START PROVIDED MATERIAL

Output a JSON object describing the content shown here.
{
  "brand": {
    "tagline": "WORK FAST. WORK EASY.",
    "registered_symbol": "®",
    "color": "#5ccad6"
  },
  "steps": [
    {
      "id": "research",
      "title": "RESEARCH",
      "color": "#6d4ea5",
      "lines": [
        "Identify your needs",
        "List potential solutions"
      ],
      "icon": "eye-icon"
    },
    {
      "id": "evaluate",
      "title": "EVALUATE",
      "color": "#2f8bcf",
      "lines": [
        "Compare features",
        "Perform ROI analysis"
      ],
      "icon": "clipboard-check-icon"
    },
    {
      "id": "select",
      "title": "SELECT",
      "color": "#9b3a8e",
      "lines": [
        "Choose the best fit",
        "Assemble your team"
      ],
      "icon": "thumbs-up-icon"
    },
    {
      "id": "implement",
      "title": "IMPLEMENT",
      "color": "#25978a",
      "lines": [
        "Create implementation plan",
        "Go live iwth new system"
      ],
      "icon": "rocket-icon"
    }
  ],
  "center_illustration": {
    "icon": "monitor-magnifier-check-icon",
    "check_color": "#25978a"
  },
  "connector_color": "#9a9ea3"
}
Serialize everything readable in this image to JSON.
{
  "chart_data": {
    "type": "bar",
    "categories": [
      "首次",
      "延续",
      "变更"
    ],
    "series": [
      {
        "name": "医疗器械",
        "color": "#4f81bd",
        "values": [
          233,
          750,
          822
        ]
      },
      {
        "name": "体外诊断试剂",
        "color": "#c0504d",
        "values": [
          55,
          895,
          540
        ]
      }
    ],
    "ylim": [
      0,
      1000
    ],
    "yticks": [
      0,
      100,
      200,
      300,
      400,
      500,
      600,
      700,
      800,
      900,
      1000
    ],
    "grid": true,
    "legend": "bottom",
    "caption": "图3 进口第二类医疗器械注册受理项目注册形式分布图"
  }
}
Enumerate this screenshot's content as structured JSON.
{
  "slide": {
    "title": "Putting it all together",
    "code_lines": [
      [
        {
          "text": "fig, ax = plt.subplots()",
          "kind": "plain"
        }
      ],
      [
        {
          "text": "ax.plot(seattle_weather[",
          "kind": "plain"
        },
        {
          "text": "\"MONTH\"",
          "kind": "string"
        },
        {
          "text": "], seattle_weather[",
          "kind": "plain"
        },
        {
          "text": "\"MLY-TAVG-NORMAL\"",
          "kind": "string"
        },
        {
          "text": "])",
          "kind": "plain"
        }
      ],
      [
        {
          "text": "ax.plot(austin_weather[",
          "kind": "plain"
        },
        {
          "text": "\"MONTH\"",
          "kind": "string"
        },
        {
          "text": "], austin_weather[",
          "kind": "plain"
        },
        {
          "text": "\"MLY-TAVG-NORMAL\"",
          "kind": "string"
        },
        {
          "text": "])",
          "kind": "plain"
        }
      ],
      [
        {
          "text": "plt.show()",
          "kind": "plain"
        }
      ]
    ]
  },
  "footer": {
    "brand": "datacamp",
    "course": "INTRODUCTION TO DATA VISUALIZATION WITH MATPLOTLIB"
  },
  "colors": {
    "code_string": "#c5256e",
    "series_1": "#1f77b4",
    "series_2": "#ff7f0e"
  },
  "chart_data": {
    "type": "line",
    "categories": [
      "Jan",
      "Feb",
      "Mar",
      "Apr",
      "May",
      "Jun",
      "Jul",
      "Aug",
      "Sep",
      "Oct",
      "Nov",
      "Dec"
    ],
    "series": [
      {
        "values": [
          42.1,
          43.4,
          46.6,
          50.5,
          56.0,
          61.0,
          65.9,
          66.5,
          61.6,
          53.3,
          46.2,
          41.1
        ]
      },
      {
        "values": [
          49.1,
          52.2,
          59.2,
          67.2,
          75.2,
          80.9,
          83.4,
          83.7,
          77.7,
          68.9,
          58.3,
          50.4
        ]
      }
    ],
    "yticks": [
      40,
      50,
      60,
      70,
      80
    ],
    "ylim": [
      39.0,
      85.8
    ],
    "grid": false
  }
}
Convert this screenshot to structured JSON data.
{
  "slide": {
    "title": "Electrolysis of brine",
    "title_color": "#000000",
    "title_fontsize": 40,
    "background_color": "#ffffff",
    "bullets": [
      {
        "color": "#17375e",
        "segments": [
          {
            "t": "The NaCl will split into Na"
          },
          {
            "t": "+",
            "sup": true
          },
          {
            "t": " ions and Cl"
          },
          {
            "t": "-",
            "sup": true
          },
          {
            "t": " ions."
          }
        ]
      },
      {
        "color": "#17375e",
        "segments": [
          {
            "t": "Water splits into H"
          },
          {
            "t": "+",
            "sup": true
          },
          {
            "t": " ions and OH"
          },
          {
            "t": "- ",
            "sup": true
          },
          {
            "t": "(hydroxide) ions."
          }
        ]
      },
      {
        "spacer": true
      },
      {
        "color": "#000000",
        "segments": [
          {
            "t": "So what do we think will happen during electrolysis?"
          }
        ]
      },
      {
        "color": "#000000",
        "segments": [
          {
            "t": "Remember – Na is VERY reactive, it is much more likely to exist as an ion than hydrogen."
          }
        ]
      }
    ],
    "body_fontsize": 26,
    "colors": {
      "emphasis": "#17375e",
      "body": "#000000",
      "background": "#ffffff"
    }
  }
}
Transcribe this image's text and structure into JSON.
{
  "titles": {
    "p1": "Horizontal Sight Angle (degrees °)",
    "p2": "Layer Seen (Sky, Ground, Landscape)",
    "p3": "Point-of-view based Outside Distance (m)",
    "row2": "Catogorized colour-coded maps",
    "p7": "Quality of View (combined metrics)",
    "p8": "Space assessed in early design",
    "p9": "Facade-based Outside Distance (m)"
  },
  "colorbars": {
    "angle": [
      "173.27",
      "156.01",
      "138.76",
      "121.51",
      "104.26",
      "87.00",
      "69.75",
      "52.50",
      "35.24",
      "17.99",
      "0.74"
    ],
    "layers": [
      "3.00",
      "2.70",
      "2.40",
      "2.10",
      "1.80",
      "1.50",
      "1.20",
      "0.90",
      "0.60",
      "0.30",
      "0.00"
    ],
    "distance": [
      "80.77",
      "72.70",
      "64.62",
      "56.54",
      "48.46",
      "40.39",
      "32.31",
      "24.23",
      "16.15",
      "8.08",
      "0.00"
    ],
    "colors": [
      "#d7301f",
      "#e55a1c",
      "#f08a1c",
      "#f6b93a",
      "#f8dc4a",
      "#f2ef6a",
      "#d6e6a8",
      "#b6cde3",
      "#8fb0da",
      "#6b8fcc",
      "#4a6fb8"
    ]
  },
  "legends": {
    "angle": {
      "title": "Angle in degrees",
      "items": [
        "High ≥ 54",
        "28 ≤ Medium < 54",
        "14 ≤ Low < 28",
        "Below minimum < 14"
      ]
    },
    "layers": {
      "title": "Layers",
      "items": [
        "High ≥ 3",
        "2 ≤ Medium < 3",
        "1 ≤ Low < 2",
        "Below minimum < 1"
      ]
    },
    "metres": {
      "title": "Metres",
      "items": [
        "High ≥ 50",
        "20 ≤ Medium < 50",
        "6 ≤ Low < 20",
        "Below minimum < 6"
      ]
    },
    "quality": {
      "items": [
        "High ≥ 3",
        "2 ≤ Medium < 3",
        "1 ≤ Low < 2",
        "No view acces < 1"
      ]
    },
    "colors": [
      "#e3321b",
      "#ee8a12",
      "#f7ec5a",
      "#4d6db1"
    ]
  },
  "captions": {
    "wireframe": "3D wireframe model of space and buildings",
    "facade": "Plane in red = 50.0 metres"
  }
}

END PROVIDED MATERIAL

#### WHAT IS NEEDED
Find all lines with "structured" in them and copy each one.

#### COMPLETE RESPONSE
Enumerate this screenshot's content as structured JSON.
Convert this screenshot to structured JSON data.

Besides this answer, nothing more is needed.